# Input material:

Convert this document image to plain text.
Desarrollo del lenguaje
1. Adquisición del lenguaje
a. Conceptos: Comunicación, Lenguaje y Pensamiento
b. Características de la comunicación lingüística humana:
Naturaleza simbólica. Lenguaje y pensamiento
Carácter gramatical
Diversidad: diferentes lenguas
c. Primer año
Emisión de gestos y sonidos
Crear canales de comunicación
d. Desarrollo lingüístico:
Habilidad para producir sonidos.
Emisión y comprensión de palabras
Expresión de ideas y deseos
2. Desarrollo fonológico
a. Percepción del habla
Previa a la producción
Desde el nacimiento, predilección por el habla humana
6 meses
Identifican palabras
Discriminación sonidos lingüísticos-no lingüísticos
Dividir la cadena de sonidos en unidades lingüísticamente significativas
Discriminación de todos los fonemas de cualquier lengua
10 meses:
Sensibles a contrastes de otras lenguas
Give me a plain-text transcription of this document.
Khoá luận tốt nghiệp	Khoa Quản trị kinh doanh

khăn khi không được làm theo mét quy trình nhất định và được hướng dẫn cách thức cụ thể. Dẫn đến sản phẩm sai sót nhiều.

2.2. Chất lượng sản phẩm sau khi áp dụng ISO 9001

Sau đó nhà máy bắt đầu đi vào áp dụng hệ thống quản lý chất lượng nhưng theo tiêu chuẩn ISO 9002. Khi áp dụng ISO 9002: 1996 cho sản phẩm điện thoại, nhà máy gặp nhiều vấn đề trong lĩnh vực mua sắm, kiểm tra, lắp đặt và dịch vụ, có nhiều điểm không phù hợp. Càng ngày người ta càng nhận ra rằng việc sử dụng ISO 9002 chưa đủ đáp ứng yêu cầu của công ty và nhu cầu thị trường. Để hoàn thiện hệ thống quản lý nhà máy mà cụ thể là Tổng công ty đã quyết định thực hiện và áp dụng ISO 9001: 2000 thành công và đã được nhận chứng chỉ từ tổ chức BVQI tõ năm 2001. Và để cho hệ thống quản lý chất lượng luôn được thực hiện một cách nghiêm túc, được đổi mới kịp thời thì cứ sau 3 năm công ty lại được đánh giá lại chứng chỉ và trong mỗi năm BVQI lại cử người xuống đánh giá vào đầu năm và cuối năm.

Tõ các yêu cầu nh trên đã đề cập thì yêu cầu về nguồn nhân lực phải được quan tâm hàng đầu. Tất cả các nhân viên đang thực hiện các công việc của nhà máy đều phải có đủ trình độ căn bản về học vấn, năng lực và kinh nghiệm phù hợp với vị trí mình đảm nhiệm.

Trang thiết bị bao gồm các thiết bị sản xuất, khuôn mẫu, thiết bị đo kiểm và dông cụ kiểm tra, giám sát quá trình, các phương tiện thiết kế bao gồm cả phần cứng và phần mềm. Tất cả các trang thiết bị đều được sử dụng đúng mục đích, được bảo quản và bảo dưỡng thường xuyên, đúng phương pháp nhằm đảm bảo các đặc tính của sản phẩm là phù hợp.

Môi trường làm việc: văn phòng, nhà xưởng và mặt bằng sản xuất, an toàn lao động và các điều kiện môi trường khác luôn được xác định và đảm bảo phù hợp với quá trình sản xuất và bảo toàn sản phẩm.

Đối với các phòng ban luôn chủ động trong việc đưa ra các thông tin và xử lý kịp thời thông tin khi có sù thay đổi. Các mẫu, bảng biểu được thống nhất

# Written problem:
Nothing should be left out: return all of the records exactly.

# Exercise solution:
Convert this document image to plain text.
Desarrollo del lenguaje
1. Adquisición del lenguaje
a. Conceptos: Comunicación, Lenguaje y Pensamiento
b. Características de la comunicación lingüística humana:
Naturaleza simbólica. Lenguaje y pensamiento
Carácter gramatical
Diversidad: diferentes lenguas
c. Primer año
Emisión de gestos y sonidos
Crear canales de comunicación
d. Desarrollo lingüístico:
Habilidad para producir sonidos.
Emisión y comprensión de palabras
Expresión de ideas y deseos
2. Desarrollo fonológico
a. Percepción del habla
Previa a la producción
Desde el nacimiento, predilección por el habla humana
6 meses
Identifican palabras
Discriminación sonidos lingüísticos-no lingüísticos
Dividir la cadena de sonidos en unidades lingüísticamente significativas
Discriminación de todos los fonemas de cualquier lengua
10 meses:
Sensibles a contrastes de otras lenguas
Give me a plain-text transcription of this document.
Khoá luận tốt nghiệp	Khoa Quản trị kinh doanh

khăn khi không được làm theo mét quy trình nhất định và được hướng dẫn cách thức cụ thể. Dẫn đến sản phẩm sai sót nhiều.

2.2. Chất lượng sản phẩm sau khi áp dụng ISO 9001

Sau đó nhà máy bắt đầu đi vào áp dụng hệ thống quản lý chất lượng nhưng theo tiêu chuẩn ISO 9002. Khi áp dụng ISO 9002: 1996 cho sản phẩm điện thoại, nhà máy gặp nhiều vấn đề trong lĩnh vực mua sắm, kiểm tra, lắp đặt và dịch vụ, có nhiều điểm không phù hợp. Càng ngày người ta càng nhận ra rằng việc sử dụng ISO 9002 chưa đủ đáp ứng yêu cầu của công ty và nhu cầu thị trường. Để hoàn thiện hệ thống quản lý nhà máy mà cụ thể là Tổng công ty đã quyết định thực hiện và áp dụng ISO 9001: 2000 thành công và đã được nhận chứng chỉ từ tổ chức BVQI tõ năm 2001. Và để cho hệ thống quản lý chất lượng luôn được thực hiện một cách nghiêm túc, được đổi mới kịp thời thì cứ sau 3 năm công ty lại được đánh giá lại chứng chỉ và trong mỗi năm BVQI lại cử người xuống đánh giá vào đầu năm và cuối năm.

Tõ các yêu cầu nh trên đã đề cập thì yêu cầu về nguồn nhân lực phải được quan tâm hàng đầu. Tất cả các nhân viên đang thực hiện các công việc của nhà máy đều phải có đủ trình độ căn bản về học vấn, năng lực và kinh nghiệm phù hợp với vị trí mình đảm nhiệm.

Trang thiết bị bao gồm các thiết bị sản xuất, khuôn mẫu, thiết bị đo kiểm và dông cụ kiểm tra, giám sát quá trình, các phương tiện thiết kế bao gồm cả phần cứng và phần mềm. Tất cả các trang thiết bị đều được sử dụng đúng mục đích, được bảo quản và bảo dưỡng thường xuyên, đúng phương pháp nhằm đảm bảo các đặc tính của sản phẩm là phù hợp.

Môi trường làm việc: văn phòng, nhà xưởng và mặt bằng sản xuất, an toàn lao động và các điều kiện môi trường khác luôn được xác định và đảm bảo phù hợp với quá trình sản xuất và bảo toàn sản phẩm.

Đối với các phòng ban luôn chủ động trong việc đưa ra các thông tin và xử lý kịp thời thông tin khi có sù thay đổi. Các mẫu, bảng biểu được thống nhất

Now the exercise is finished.